◆ Task brief:
List all lines of the data containing the word "xlabel".

########################################

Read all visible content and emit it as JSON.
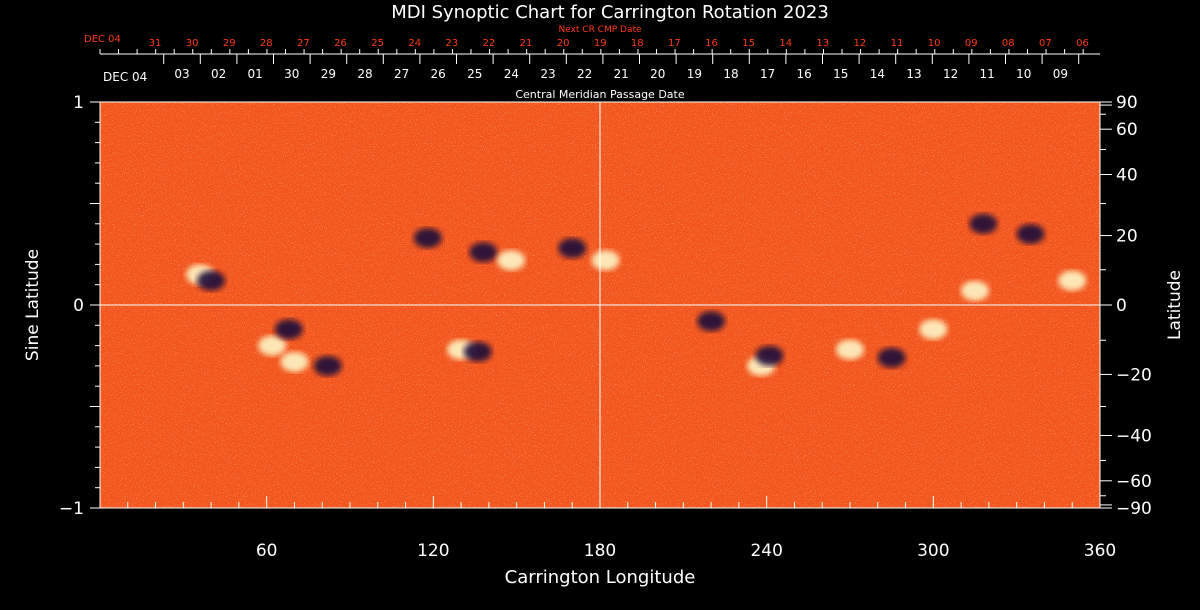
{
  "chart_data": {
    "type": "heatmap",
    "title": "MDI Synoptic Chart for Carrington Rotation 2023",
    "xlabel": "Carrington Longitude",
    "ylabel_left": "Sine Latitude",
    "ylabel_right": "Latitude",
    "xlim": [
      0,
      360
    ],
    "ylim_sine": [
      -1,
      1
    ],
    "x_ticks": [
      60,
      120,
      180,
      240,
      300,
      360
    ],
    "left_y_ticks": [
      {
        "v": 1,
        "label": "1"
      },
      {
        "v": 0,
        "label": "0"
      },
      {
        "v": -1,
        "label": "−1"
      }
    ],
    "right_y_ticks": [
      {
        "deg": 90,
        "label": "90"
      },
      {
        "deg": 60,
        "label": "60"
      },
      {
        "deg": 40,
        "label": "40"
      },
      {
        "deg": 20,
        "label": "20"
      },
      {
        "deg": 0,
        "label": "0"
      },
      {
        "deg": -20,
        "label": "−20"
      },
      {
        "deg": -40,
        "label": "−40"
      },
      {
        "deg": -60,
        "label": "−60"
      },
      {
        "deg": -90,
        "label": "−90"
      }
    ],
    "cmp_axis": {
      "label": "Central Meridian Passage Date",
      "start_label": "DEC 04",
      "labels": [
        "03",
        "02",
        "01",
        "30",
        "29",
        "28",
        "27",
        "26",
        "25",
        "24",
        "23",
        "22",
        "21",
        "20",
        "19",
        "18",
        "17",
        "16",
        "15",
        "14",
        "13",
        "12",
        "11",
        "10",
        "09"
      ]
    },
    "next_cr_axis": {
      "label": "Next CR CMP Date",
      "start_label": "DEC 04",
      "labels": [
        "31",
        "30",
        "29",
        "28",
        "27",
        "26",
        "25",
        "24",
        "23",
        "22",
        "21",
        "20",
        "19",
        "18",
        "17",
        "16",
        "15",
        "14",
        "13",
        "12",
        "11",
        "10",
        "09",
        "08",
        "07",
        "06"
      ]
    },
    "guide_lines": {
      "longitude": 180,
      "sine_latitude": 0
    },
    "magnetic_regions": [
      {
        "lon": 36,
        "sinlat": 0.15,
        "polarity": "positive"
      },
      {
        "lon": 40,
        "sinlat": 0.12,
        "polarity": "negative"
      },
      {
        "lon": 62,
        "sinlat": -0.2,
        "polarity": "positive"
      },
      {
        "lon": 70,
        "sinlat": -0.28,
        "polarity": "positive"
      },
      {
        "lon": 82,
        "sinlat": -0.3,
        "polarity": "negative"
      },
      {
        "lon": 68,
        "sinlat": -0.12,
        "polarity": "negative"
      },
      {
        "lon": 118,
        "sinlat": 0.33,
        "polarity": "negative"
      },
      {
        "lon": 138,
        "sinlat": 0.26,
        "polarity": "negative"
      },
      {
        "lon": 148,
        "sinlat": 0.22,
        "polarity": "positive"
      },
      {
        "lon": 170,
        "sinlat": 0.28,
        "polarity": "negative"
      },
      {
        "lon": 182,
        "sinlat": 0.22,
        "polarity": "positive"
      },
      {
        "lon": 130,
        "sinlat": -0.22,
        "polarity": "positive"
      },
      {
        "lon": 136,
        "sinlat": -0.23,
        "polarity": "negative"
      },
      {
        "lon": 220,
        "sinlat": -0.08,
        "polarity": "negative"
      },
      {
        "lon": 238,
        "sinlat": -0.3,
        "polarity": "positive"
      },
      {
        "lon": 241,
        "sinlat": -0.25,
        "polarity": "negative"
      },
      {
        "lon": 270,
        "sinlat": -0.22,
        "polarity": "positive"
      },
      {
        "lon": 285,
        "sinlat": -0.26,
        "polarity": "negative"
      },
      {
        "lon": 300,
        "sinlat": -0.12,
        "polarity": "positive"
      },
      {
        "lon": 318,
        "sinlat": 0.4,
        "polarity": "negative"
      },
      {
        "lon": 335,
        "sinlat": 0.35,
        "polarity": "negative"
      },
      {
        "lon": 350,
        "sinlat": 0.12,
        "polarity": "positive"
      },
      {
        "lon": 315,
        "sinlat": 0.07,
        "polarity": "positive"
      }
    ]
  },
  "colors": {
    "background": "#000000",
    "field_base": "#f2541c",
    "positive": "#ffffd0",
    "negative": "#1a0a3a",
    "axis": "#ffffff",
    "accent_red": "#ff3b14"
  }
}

########################################

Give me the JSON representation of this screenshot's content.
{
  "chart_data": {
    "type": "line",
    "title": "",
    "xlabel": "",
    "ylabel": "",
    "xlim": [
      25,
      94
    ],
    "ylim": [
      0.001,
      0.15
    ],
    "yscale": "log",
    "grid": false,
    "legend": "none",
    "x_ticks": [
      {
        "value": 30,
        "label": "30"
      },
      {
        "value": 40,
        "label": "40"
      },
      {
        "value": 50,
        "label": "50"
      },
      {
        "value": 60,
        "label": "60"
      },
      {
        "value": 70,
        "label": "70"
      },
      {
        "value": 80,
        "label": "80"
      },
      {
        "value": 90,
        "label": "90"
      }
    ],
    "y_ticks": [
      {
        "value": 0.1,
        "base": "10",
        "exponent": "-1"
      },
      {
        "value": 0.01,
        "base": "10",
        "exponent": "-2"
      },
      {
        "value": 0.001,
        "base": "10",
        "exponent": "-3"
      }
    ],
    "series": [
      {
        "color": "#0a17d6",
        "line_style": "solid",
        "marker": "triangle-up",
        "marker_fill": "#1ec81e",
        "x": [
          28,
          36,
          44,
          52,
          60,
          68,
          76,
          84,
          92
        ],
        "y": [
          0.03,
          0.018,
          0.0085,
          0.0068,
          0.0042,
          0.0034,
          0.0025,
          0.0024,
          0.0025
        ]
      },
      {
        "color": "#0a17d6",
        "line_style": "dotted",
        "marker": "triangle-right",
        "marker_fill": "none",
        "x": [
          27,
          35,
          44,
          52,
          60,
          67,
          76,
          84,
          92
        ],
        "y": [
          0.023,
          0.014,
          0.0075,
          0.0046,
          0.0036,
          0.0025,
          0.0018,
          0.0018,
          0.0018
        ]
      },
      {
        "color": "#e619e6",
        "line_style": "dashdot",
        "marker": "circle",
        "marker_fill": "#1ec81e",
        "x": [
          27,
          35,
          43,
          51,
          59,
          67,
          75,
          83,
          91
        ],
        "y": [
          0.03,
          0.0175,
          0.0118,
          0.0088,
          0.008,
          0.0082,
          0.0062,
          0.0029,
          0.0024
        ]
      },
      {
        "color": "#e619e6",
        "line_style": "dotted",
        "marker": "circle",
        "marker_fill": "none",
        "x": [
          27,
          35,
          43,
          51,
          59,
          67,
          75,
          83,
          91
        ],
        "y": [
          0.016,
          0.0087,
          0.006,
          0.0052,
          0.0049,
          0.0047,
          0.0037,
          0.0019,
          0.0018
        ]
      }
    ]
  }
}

########################################

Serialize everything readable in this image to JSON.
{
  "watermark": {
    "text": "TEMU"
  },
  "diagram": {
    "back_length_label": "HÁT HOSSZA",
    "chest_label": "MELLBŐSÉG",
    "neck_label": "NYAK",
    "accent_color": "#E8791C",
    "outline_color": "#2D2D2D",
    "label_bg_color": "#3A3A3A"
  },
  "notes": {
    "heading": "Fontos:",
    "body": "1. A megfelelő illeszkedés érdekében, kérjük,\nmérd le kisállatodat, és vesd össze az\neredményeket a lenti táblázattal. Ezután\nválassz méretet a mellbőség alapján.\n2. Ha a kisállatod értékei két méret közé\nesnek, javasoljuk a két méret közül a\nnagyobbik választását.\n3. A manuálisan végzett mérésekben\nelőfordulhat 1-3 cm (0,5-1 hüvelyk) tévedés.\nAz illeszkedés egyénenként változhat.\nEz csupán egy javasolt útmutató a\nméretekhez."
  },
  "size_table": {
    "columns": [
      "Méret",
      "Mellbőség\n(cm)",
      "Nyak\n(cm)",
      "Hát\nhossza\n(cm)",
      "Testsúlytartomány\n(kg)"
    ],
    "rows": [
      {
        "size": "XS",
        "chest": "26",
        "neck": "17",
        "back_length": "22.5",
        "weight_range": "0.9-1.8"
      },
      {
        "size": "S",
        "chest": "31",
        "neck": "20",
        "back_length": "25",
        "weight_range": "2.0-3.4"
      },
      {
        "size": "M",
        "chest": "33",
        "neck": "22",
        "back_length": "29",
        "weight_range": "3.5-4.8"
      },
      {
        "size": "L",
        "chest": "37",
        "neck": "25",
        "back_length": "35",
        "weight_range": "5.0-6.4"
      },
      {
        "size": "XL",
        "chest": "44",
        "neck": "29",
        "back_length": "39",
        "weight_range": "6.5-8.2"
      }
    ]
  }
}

########################################

◆ Answer for this exercise:
    "xlabel": "Carrington Longitude",
    "xlabel": "",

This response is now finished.